[REQUIREMENTS]
Write only the number of lines holding the string "основного".

[ENTRIES SUPPLIED]
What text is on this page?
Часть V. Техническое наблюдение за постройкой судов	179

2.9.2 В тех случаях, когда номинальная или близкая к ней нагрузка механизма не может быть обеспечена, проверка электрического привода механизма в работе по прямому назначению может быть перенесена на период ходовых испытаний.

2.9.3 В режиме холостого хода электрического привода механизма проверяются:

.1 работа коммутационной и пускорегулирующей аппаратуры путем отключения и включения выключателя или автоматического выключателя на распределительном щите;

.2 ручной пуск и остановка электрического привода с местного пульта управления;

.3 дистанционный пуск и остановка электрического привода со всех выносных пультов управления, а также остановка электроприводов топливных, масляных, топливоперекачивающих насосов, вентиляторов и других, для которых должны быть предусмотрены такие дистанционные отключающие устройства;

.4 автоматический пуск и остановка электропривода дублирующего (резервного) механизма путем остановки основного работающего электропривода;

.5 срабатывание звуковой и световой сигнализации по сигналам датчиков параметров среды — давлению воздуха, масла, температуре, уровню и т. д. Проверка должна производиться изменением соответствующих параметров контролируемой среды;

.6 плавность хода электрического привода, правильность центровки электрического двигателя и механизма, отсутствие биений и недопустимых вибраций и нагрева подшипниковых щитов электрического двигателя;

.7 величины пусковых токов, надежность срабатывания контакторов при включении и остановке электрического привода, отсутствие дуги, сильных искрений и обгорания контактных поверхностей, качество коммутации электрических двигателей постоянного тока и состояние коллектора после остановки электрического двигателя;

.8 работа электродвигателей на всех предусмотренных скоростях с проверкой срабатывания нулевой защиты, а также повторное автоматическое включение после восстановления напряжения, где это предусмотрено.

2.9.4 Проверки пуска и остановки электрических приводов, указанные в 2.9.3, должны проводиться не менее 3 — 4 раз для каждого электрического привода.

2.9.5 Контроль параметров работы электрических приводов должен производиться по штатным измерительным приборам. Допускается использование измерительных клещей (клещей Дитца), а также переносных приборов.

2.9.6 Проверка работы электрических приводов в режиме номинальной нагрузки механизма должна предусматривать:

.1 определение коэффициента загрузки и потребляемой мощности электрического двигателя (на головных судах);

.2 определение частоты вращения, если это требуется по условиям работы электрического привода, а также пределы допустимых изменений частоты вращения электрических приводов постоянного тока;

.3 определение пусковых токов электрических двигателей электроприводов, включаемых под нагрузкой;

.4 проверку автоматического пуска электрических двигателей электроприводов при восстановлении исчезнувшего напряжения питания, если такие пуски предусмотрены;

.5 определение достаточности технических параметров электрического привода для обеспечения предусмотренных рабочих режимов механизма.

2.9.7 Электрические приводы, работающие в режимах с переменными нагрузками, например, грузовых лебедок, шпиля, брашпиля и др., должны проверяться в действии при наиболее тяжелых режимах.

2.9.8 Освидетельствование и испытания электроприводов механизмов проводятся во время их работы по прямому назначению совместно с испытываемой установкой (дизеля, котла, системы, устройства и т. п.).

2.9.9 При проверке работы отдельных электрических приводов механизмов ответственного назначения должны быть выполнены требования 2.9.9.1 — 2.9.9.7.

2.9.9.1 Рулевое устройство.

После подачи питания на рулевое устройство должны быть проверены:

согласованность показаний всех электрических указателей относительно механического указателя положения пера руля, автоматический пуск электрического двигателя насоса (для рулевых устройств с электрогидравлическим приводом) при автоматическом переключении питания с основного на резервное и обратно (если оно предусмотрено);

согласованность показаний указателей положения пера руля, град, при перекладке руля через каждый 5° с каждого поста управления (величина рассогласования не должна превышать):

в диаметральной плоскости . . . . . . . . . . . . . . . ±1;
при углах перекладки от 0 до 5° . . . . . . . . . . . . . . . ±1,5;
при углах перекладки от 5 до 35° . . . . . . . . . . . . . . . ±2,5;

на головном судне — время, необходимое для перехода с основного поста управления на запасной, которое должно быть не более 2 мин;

[SOLUTION TO THIS TASK]
3